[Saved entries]
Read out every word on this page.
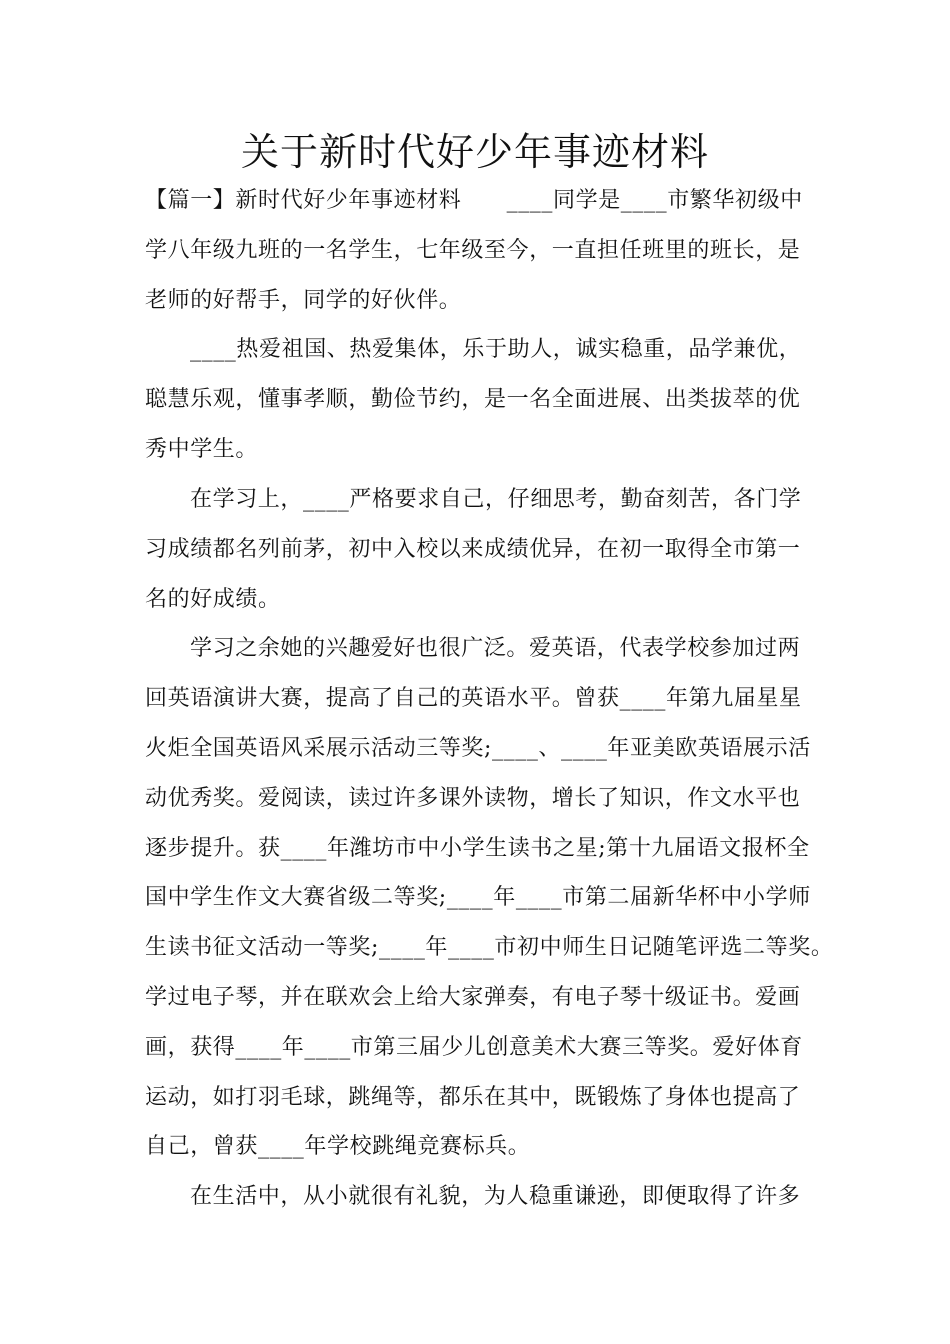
关于新时代好少年事迹材料
【篇一】新时代好少年事迹材料　　____同学是____市繁华初级中
学八年级九班的一名学生，七年级至今，一直担任班里的班长，是
老师的好帮手，同学的好伙伴。
____热爱祖国、热爱集体，乐于助人，诚实稳重，品学兼优，
聪慧乐观，懂事孝顺，勤俭节约，是一名全面进展、出类拔萃的优
秀中学生。
在学习上，____严格要求自己，仔细思考，勤奋刻苦，各门学
习成绩都名列前茅，初中入校以来成绩优异，在初一取得全市第一
名的好成绩。
学习之余她的兴趣爱好也很广泛。爱英语，代表学校参加过两
回英语演讲大赛，提高了自己的英语水平。曾获____年第九届星星
火炬全国英语风采展示活动三等奖;____、____年亚美欧英语展示活
动优秀奖。爱阅读，读过许多课外读物，增长了知识，作文水平也
逐步提升。获____年潍坊市中小学生读书之星;第十九届语文报杯全
国中学生作文大赛省级二等奖;____年____市第二届新华杯中小学师
生读书征文活动一等奖;____年____市初中师生日记随笔评选二等奖。
学过电子琴，并在联欢会上给大家弹奏，有电子琴十级证书。爱画
画，获得____年____市第三届少儿创意美术大赛三等奖。爱好体育
运动，如打羽毛球，跳绳等，都乐在其中，既锻炼了身体也提高了
自己，曾获____年学校跳绳竞赛标兵。
在生活中，从小就很有礼貌，为人稳重谦逊，即便取得了许多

• The task
Restate the whole listing above exactly, except for its images.

• Exercise response
Read out every word on this page.
关于新时代好少年事迹材料
【篇一】新时代好少年事迹材料　　____同学是____市繁华初级中
学八年级九班的一名学生，七年级至今，一直担任班里的班长，是
老师的好帮手，同学的好伙伴。
____热爱祖国、热爱集体，乐于助人，诚实稳重，品学兼优，
聪慧乐观，懂事孝顺，勤俭节约，是一名全面进展、出类拔萃的优
秀中学生。
在学习上，____严格要求自己，仔细思考，勤奋刻苦，各门学
习成绩都名列前茅，初中入校以来成绩优异，在初一取得全市第一
名的好成绩。
学习之余她的兴趣爱好也很广泛。爱英语，代表学校参加过两
回英语演讲大赛，提高了自己的英语水平。曾获____年第九届星星
火炬全国英语风采展示活动三等奖;____、____年亚美欧英语展示活
动优秀奖。爱阅读，读过许多课外读物，增长了知识，作文水平也
逐步提升。获____年潍坊市中小学生读书之星;第十九届语文报杯全
国中学生作文大赛省级二等奖;____年____市第二届新华杯中小学师
生读书征文活动一等奖;____年____市初中师生日记随笔评选二等奖。
学过电子琴，并在联欢会上给大家弹奏，有电子琴十级证书。爱画
画，获得____年____市第三届少儿创意美术大赛三等奖。爱好体育
运动，如打羽毛球，跳绳等，都乐在其中，既锻炼了身体也提高了
自己，曾获____年学校跳绳竞赛标兵。
在生活中，从小就很有礼貌，为人稳重谦逊，即便取得了许多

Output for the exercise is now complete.